TASK PROMPT: Convert the material below into a numbered list, starting at the line that contains "y-tick-label: 5000 xyxy=(35,414,73,432)" and ending at the line that contains "x-tick-label: 0.4 xyxy=(368,550,392,568)", with blank lines omitted.

RECORDS SHOWN:
══════════════════════════════
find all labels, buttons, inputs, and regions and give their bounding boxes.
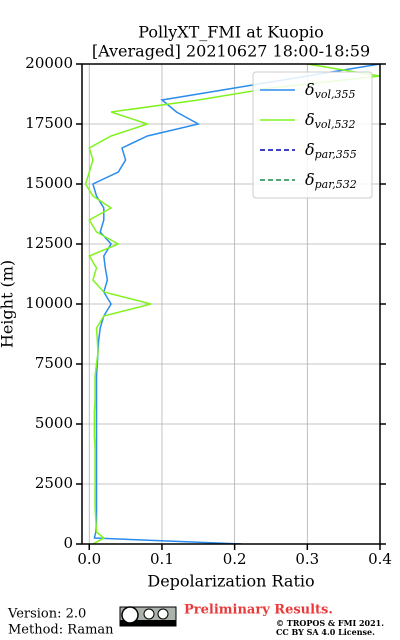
y-tick-label: 5000 xyxy=(35,414,73,432)
y-tick-label: 2500 xyxy=(35,474,73,492)
y-tick-label: 15000 xyxy=(25,174,73,192)
legend-label: δpar,355 xyxy=(305,140,357,162)
series-line xyxy=(84,64,380,544)
y-tick-label: 12500 xyxy=(25,234,73,252)
x-tick-label: 0.1 xyxy=(150,550,174,568)
legend-symbol: δ xyxy=(305,140,315,159)
legend-symbol: δ xyxy=(305,170,315,189)
copyright: © TROPOS & FMI 2021. xyxy=(276,618,384,628)
version: Version: 2.0 xyxy=(7,607,86,622)
legend-label: δvol,532 xyxy=(305,110,356,132)
legend-subscript: par,532 xyxy=(315,178,357,191)
x-tick-label: 0.4 xyxy=(368,550,392,568)
chart-title: PollyXT_FMI at Kuopio xyxy=(138,23,324,42)
notice: Preliminary Results. xyxy=(184,603,333,618)
license: CC BY SA 4.0 License. xyxy=(276,627,375,637)
x-axis-label: Depolarization Ratio xyxy=(147,572,314,591)
y-tick-label: 10000 xyxy=(25,294,73,312)
plot-frame xyxy=(81,63,381,545)
y-tick-label: 20000 xyxy=(25,54,73,72)
y-tick-label: 0 xyxy=(63,534,73,552)
x-tick-label: 0.2 xyxy=(223,550,247,568)
legend-label: δvol,355 xyxy=(305,80,356,102)
x-tick-label: 0.3 xyxy=(295,550,319,568)
legend-symbol: δ xyxy=(305,110,315,129)
method: Method: Raman xyxy=(8,623,114,638)
y-axis-label: Height (m) xyxy=(0,260,17,348)
y-tick-label: 7500 xyxy=(35,354,73,372)
legend-symbol: δ xyxy=(305,80,315,99)
y-tick-label: 17500 xyxy=(25,114,73,132)
legend-subscript: par,355 xyxy=(315,148,357,161)
legend-subscript: vol,532 xyxy=(315,118,356,131)
legend-box xyxy=(252,71,373,199)
legend-label: δpar,532 xyxy=(305,170,357,192)
series-line xyxy=(91,64,380,544)
x-tick-label: 0.0 xyxy=(77,550,101,568)
legend-subscript: vol,355 xyxy=(315,88,356,101)
chart-subtitle: [Averaged] 20210627 18:00-18:59 xyxy=(92,42,370,61)
cc-icon xyxy=(119,606,177,627)
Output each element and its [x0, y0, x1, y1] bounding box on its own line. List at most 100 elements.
══════════════════════════════
TASK RESULT:
1. y-tick-label: 5000 xyxy=(35,414,73,432)
2. y-tick-label: 2500 xyxy=(35,474,73,492)
3. y-tick-label: 15000 xyxy=(25,174,73,192)
4. legend-label: δpar,355 xyxy=(305,140,357,162)
5. series-line xyxy=(84,64,380,544)
6. y-tick-label: 12500 xyxy=(25,234,73,252)
7. x-tick-label: 0.1 xyxy=(150,550,174,568)
8. legend-symbol: δ xyxy=(305,140,315,159)
9. legend-symbol: δ xyxy=(305,170,315,189)
10. copyright: © TROPOS & FMI 2021. xyxy=(276,618,384,628)
11. version: Version: 2.0 xyxy=(7,607,86,622)
12. legend-label: δvol,532 xyxy=(305,110,356,132)
13. legend-subscript: par,532 xyxy=(315,178,357,191)
14. x-tick-label: 0.4 xyxy=(368,550,392,568)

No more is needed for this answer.